Selected passage:

★ ★ ★ ★ ★ ★ ★

From: Francois Yergeau (FYergeau@alis.com)
Date: Tue Feb 25 2003 - 18:05:19 EST
ftang@netscape.com <mailto:ftang@netscape.com> wrote:
Unfortunatelly, FSS-UTF in Unicode 1.1 IS NOT UTF-8. Most of the people
refer to UTF-8 by looking at RFC 2279
http://www.cis.ohio-state.edu/cgi-bin/rfc/rfc2279.html
<http://www.cis.ohio-state.edu/cgi-bin/rfc/rfc2279.html>
and RFC 2044 http://www.cis.ohio-state.edu/cgi-bin/rfc/rfc2044.html
<http://www.cis.ohio-state.edu/cgi-bin/rfc/rfc2044.html>
but in that two RFCs, when it stated the decoding process, it does not
mention checking the non-shortest-form
2279 does mention it. Near the end of section 2 you have:
NOTE -- actual implementations of the decoding algorithm above
should protect against decoding invalid sequences. For
instance, a naive implementation may (wrongly) decode the
invalid UTF-8 sequence C0 80 into the character U+0000, which
may have security consequences and/or cause other problems. See
the Security Considerations section below.
And the Security Considerations explains why one should check that. It's
only a NOTE in 2279, hence not a normative prescription, reflecting the
state of Unicode back in 1998. It's being made a normative MUST in 2279bis.

★ ★ ★ ★ ★ ★ ★

Data supplied:
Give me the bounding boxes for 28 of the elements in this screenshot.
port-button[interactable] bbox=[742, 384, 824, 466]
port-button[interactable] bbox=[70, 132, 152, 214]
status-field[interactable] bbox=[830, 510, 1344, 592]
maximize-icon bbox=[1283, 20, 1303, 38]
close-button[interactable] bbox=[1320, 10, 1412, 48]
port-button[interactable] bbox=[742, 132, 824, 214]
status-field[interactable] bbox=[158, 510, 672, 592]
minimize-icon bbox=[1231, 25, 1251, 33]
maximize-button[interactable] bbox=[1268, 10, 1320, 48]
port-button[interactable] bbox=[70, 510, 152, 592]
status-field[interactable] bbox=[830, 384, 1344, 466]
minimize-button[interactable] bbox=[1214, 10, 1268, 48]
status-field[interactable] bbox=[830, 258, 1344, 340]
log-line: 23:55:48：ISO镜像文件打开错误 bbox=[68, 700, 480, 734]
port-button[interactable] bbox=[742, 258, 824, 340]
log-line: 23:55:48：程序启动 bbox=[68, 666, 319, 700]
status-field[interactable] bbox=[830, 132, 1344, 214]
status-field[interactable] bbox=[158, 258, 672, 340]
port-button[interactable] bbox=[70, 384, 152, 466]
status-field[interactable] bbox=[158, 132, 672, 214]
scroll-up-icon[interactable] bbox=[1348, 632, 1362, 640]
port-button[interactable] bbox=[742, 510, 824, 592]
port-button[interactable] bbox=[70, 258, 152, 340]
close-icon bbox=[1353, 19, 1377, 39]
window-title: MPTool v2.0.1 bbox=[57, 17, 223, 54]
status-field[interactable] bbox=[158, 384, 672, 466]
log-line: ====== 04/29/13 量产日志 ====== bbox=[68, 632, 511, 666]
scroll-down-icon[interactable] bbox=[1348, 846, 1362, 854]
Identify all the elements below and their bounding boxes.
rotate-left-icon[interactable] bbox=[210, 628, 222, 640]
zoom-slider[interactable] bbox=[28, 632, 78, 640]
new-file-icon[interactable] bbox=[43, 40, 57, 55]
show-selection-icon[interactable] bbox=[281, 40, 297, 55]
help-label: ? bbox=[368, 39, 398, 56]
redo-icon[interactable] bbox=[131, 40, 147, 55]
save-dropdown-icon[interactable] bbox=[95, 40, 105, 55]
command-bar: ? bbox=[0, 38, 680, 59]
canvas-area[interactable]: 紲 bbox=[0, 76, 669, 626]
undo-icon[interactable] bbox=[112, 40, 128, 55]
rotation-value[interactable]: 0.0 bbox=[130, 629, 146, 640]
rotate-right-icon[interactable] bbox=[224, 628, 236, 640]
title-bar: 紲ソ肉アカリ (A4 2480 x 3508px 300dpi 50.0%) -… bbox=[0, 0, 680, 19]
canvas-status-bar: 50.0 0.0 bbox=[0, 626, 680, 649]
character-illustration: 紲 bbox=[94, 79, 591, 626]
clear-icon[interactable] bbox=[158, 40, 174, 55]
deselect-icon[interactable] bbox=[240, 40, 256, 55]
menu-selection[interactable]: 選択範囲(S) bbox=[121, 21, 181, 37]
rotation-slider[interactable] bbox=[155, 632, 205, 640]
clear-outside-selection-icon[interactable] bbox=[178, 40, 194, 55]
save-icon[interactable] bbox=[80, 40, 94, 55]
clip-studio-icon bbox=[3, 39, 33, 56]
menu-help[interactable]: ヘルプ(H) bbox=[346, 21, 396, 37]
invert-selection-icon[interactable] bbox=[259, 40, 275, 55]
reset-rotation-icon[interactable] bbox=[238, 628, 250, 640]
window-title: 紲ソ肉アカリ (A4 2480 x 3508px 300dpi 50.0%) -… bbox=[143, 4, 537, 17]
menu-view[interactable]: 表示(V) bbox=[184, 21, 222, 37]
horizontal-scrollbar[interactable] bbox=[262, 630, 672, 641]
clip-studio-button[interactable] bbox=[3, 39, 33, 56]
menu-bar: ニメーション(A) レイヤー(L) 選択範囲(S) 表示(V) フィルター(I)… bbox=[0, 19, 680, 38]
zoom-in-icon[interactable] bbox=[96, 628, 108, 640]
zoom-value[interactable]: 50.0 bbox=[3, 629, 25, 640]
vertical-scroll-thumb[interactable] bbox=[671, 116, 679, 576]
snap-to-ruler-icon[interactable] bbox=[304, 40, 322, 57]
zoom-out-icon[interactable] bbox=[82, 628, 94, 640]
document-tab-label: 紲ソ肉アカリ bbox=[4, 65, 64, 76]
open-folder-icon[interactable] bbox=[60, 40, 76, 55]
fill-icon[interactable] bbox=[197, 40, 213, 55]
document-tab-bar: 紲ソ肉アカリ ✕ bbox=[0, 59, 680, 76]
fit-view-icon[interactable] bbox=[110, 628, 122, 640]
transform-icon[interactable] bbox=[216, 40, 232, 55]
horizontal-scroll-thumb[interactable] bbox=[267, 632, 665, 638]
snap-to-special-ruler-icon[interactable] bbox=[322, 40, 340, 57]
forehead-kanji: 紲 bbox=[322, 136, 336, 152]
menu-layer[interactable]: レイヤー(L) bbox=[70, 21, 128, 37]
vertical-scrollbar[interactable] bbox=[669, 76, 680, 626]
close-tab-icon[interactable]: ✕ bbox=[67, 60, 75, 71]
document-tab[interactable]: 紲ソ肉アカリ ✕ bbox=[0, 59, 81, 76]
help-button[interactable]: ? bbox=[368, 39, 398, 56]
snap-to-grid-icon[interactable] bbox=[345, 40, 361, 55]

★ ★ ★ ★ ★ ★ ★

Work to do:
a: In the UTF-8 message, rewrite the paragraph that begins "And the Security Considerations explains why" as a short bulleted list that keeps its main facts.
b: Decide whether each statement agrees with the UTF-8 message. Answer yes or no for each, and quote the words from the message that decide it.
(i) The NOTE warns that a naive implementation might decode the sequence C0 80 into the character U+0000.
(ii) In RFC 2279, the NOTE is a normative prescription.
(iii) The quoted writer says that FSS-UTF in Unicode 1.1 is the same as UTF-8.
c: According to the UTF-8 message, where in RFC 2279 does the NOTE about decoding invalid sequences appear?

Solutions for each task:
a:
- The Security Considerations section explains why one should check that.
- In RFC 2279 it is only a NOTE, so it is not a normative prescription.
- This reflects the state of Unicode in 1998.
- In 2279bis it is being made a normative MUST.

b:
(i) Yes: "a naive implementation may (wrongly) decode the invalid UTF-8 sequence C0 80 into the character U+0000"
(ii) No: "It's only a NOTE in 2279, hence not a normative prescription"
(iii) No: "FSS-UTF in Unicode 1.1 IS NOT UTF-8"

c: Near the end of section 2.